-------- Fragmento para leer --------
Luego vienen los sistemas y servicios importantes, aquellos cuya interrupción afecta grave pero no vitalmente a nuestras vidas: los medios de comunicación, el sistema de transportes, la industria productiva (que va quedando), etc. Este es un segundo nivel de protección, muchísimo más amplio, que debiera ser considerado por nuestra ciberdefensa, principalmente fijando estándares obligatorios de ciberseguridad y estableciendo protocolos de comunicación para alertarlos e intercambiar información con ellos. Por último, está el resto de los usuarios cibernéticos, que son beneficiados por la difusión de alertas informáticas y de buenas prácticas para establecer una cultura de ciberseguridad, que hoy debiese -al menos- inculcarse desde la educación primaria. En ese nivel estamos usted y yo, así como todas las actividades nacionales que empleen el ciberespacio.
Respecto de los actores estatales involucrados, es preciso separar aguas: por un lado, al Ministerio del Interior sin lugar a dudas le cabe un rol en el combate del cibercrimen, como otra forma más de delincuencia. La Agencia Nacional de Inteligencia, por ley también tiene un papel que jugar en este tema. Además, las FF.AA. poseen capacidades y un rol a jugar en ciberdefensa, para defendernos de otros actores estatales que empleen el ciberespacio con propósitos contrarios al interés nacional. Y en este aspecto, países tales como Corea del Norte, Rusia, China y otros, han sido reconocidos mundialmente por sus actividades ilícitas en el ciberespacio con propósitos de espionaje militar e industrial, de ataque a centros financieros y de influencia de la opinión pública a través de la red, ¡lo que no es una fake news, como pretende -a su conveniencia- el presidente Trump! Conjugar armoniosamente a estos actores junto al sector privado en el diseño de una arquitectura nacional de ciberdefensa y de ciberseguridad es el desafío que otros países como Estados Unidos, Israel y el Reino Unido han enfrentado, con soluciones ajustadas a cada realidad. Diseñar una para nuestro Chile es el desafío actual.
Existe, además, una estrecha relación entre la actividad de inteligencia y la cibernética. Mal que mal, en la naturaleza misma de ambas actividades reside el manejo de información. Por lo que el legislador, ya en la ley 19.974 de 2004, asignó a la Agencia Nacional de Inteligencia la función de “Proponer normas y procedimientos de protección de los sistemas de información crítica del Estado” (Ley 19.974, Art. 8° letra c)) ¡Todo un acierto de nuestros legisladores! Además, el esfuerzo de ciberdefensa se beneficia de la recolección, del análisis y de la difusión de informaciones relacionadas con probables atacantes informáticos y sus procedimientos técnicos, lo que constituye una tarea de inteligencia. Esto, sin mencionar que las actividades clásicas de inteligencia: el espionaje, el sabotaje, la subversión y la insurgencia, se benefician de la cibernética, que ha potenciado a la inteligencia al brindarle un ciberespacio sin fronteras, con acceso directo a sus objetivos, y abundante información disponible.
-------- Registros proporcionados --------
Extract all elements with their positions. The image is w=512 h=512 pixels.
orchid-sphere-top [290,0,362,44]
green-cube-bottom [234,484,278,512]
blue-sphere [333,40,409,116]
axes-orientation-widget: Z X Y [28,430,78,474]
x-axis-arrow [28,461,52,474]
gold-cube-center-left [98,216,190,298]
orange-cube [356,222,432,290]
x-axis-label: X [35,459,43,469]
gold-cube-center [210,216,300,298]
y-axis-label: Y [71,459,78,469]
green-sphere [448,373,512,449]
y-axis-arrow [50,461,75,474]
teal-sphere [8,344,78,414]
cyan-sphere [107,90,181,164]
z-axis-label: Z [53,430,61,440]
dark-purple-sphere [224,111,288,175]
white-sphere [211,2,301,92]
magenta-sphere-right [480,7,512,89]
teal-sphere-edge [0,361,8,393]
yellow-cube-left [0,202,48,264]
--------
Tarea escrita A = ¿Puedes reescribir el fragmento sobre ciberdefensa desde "Luego vienen los" hasta "empleen el ciberespacio." y reemplazar "ciberseguridad" por "seguridad informática"?
Tarea escrita B = ¿Puedes copiar sin ningún cambio todas las líneas de los registros de arriba?

Respuesta final A =
Luego vienen los sistemas y servicios importantes, aquellos cuya interrupción afecta grave pero no vitalmente a nuestras vidas: los medios de comunicación, el sistema de transportes, la industria productiva (que va quedando), etc. Este es un segundo nivel de protección, muchísimo más amplio, que debiera ser considerado por nuestra ciberdefensa, principalmente fijando estándares obligatorios de seguridad informática y estableciendo protocolos de comunicación para alertarlos e intercambiar información con ellos. Por último, está el resto de los usuarios cibernéticos, que son beneficiados por la difusión de alertas informáticas y de buenas prácticas para establecer una cultura de seguridad informática, que hoy debiese -al menos- inculcarse desde la educación primaria. En ese nivel estamos usted y yo, así como todas las actividades nacionales que empleen el ciberespacio.

Respuesta final B =
Extract all elements with their positions. The image is w=512 h=512 pixels.
orchid-sphere-top [290,0,362,44]
green-cube-bottom [234,484,278,512]
blue-sphere [333,40,409,116]
axes-orientation-widget: Z X Y [28,430,78,474]
x-axis-arrow [28,461,52,474]
gold-cube-center-left [98,216,190,298]
orange-cube [356,222,432,290]
x-axis-label: X [35,459,43,469]
gold-cube-center [210,216,300,298]
y-axis-label: Y [71,459,78,469]
green-sphere [448,373,512,449]
y-axis-arrow [50,461,75,474]
teal-sphere [8,344,78,414]
cyan-sphere [107,90,181,164]
z-axis-label: Z [53,430,61,440]
dark-purple-sphere [224,111,288,175]
white-sphere [211,2,301,92]
magenta-sphere-right [480,7,512,89]
teal-sphere-edge [0,361,8,393]
yellow-cube-left [0,202,48,264]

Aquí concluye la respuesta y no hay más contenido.